[Saved data entries]
_____
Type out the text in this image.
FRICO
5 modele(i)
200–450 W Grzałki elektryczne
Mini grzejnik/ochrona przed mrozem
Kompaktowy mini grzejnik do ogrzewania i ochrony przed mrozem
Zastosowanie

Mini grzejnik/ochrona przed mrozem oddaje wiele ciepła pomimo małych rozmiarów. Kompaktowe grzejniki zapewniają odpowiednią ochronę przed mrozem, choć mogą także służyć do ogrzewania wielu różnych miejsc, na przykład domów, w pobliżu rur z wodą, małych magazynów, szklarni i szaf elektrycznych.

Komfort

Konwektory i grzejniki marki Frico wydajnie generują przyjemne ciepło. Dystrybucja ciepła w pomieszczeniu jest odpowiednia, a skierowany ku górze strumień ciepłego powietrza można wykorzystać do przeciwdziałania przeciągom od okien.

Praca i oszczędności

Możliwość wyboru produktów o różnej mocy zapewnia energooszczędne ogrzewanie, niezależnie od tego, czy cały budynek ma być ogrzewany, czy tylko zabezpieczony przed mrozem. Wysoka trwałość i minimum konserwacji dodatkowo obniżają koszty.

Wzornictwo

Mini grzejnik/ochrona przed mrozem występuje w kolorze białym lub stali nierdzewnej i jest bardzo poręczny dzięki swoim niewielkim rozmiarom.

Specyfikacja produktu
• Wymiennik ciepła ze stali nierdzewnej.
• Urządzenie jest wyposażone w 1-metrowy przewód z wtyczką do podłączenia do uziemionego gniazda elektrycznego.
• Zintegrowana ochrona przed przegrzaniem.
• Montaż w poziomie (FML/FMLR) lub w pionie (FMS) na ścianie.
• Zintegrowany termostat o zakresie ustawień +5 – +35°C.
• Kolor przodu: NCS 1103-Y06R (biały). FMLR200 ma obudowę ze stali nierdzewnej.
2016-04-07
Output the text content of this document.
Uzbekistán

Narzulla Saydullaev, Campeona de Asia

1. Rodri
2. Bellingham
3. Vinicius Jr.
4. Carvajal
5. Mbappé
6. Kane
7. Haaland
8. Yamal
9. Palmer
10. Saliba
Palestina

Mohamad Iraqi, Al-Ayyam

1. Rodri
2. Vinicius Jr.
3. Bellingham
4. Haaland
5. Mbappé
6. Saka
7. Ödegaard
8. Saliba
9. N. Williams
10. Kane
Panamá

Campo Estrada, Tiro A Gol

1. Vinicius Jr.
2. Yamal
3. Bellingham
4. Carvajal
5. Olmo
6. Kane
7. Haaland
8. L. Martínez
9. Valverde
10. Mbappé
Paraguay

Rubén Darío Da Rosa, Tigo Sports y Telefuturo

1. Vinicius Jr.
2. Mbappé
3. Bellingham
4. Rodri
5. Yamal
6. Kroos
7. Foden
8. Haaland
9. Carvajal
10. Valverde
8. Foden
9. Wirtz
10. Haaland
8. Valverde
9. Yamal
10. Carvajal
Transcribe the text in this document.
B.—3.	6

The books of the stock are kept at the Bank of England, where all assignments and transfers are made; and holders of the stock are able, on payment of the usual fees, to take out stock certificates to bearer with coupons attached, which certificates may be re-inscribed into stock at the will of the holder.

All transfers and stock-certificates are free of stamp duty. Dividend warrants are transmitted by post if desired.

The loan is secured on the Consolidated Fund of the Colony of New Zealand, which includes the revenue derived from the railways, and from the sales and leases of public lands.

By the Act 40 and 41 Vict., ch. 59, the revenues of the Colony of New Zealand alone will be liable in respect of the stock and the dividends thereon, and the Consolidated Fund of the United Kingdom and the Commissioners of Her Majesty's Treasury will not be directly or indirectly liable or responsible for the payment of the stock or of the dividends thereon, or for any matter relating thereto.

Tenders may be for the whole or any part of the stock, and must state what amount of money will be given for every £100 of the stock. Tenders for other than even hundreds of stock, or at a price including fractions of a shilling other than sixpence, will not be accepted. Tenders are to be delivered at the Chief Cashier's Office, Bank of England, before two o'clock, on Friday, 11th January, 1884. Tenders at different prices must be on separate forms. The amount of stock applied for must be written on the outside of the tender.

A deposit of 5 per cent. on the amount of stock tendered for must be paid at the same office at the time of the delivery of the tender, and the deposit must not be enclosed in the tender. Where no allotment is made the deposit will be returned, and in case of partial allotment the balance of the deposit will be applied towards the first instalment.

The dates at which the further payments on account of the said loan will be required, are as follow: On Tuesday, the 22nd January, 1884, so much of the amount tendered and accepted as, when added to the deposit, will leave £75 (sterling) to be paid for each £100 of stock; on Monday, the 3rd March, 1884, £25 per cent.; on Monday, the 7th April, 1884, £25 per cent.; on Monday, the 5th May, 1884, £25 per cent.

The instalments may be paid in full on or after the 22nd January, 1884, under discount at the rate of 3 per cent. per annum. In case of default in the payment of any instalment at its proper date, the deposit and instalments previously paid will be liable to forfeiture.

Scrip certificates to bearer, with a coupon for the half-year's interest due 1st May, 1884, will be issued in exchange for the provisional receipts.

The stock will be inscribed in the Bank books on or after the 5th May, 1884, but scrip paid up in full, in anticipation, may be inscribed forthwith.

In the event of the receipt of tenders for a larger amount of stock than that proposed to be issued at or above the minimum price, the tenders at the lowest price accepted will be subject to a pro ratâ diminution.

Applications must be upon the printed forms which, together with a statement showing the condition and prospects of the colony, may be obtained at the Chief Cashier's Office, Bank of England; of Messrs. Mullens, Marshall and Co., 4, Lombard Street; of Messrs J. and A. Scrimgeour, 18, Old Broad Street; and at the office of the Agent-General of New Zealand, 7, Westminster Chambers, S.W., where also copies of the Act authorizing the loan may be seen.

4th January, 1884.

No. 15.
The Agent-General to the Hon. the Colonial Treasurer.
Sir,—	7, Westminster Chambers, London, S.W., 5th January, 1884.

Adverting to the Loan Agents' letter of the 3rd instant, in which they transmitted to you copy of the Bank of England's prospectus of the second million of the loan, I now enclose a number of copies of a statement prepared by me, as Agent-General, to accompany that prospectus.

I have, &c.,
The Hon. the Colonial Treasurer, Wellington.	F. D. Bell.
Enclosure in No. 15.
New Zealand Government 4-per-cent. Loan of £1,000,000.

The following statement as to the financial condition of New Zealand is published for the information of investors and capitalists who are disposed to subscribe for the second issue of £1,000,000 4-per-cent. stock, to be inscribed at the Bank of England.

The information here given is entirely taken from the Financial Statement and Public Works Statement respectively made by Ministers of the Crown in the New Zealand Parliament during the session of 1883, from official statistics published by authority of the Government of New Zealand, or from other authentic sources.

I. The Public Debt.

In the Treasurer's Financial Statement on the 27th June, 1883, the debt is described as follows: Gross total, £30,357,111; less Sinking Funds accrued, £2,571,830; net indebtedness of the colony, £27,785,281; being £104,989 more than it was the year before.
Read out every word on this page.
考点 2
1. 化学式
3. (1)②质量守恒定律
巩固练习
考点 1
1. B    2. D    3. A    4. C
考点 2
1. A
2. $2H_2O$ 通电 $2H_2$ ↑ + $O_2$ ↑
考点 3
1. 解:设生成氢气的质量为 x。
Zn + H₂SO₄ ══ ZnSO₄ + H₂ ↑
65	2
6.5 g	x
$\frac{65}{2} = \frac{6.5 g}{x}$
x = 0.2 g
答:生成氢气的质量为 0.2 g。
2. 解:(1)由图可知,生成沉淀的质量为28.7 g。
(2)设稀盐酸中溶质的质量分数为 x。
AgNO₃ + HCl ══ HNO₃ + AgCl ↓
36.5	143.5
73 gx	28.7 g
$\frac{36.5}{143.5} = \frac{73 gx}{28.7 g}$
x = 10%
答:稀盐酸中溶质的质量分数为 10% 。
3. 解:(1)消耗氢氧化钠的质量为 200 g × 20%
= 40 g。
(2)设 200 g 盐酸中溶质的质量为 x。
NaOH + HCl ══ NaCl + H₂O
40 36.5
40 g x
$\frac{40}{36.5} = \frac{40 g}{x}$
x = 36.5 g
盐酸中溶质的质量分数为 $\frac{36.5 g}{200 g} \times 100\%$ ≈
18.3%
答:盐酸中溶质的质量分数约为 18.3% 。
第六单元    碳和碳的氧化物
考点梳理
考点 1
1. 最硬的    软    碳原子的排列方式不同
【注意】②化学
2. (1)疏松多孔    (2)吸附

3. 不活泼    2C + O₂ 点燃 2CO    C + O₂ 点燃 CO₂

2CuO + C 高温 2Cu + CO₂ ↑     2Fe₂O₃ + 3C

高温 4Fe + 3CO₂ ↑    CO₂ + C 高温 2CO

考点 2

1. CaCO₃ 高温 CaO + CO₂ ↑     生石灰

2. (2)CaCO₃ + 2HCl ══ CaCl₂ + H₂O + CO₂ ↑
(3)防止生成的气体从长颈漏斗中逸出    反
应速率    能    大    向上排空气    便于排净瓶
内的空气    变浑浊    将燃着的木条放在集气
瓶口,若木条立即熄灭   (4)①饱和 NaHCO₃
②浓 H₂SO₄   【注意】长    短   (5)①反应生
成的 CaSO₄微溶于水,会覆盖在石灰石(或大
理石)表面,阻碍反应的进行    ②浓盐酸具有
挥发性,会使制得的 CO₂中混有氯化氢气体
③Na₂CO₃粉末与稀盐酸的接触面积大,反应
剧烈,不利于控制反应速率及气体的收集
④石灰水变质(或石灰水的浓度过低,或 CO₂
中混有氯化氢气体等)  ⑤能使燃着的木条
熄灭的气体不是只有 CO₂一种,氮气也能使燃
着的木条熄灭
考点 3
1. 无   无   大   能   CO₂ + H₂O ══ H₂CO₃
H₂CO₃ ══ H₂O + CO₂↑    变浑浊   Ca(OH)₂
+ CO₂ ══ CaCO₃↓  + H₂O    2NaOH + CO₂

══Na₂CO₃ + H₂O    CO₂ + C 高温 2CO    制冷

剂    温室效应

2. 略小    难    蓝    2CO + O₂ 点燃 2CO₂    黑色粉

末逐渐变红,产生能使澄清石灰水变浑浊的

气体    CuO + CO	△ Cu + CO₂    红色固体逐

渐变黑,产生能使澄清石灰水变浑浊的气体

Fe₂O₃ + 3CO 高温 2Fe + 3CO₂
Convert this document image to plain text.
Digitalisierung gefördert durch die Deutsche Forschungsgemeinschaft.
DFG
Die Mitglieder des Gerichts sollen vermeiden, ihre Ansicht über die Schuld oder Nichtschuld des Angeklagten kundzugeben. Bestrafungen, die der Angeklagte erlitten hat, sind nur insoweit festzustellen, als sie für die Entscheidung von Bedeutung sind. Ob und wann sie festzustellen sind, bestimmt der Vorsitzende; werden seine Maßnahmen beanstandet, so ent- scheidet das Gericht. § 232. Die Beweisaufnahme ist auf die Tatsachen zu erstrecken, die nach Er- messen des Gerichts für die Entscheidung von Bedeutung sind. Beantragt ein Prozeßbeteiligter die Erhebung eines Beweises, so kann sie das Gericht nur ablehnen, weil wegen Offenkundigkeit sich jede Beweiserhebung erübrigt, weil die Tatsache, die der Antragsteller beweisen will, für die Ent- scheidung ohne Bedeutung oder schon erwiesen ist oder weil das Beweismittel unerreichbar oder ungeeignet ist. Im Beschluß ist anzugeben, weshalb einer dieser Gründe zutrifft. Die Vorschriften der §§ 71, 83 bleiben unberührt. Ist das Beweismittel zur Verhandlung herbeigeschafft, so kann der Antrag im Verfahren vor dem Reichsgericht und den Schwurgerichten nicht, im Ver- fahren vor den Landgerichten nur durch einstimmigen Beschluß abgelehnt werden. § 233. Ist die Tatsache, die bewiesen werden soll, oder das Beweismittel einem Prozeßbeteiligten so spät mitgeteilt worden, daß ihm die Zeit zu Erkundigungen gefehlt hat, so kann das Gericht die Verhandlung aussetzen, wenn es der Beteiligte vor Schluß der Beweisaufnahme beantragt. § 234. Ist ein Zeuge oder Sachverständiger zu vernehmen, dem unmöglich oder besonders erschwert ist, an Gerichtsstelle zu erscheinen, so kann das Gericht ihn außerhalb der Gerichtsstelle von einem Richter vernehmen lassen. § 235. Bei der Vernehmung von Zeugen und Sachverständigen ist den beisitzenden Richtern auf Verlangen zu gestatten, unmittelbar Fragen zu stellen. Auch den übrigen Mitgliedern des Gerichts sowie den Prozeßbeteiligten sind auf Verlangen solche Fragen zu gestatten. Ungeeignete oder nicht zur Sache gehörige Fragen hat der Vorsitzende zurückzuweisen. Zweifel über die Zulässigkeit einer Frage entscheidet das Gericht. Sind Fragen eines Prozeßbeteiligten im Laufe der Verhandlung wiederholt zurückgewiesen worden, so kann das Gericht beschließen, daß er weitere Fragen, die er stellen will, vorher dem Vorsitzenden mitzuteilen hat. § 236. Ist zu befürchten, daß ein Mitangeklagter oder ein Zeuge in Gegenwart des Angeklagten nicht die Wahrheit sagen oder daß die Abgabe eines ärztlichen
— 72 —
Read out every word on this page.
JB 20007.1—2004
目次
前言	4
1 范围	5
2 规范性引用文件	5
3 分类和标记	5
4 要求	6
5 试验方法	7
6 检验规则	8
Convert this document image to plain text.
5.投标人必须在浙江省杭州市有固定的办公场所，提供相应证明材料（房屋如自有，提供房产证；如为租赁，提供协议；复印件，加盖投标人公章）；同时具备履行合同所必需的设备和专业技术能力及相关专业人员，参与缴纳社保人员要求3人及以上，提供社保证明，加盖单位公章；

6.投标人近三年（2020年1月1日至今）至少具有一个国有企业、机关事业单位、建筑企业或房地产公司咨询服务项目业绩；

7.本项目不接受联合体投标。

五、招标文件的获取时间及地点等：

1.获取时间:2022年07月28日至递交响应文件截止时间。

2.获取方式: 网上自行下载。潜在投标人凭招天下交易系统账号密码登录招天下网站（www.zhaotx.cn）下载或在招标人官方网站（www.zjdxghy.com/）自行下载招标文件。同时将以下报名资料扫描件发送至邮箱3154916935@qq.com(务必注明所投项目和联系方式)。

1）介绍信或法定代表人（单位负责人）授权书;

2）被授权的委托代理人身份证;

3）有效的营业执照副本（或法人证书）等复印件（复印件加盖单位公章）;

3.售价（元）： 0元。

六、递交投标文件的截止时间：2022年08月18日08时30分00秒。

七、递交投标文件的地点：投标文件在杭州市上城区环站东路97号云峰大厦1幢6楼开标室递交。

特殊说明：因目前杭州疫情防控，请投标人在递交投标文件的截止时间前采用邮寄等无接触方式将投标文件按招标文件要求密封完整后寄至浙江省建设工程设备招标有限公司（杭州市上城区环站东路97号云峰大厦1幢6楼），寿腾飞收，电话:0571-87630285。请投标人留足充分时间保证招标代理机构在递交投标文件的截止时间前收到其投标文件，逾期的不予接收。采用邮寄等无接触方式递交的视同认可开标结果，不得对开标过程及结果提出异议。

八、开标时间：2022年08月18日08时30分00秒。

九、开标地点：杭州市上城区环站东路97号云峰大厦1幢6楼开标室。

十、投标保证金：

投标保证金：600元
_____
-- What to produce --
Which lines include the word "this"? Copy every one of them.

-- The solution --
Type out the text in this image.
Output the text content of this document.
Transcribe the text in this document.
Read out every word on this page.
Convert this document image to plain text.
Read out every word on this page.
Convert this document image to plain text.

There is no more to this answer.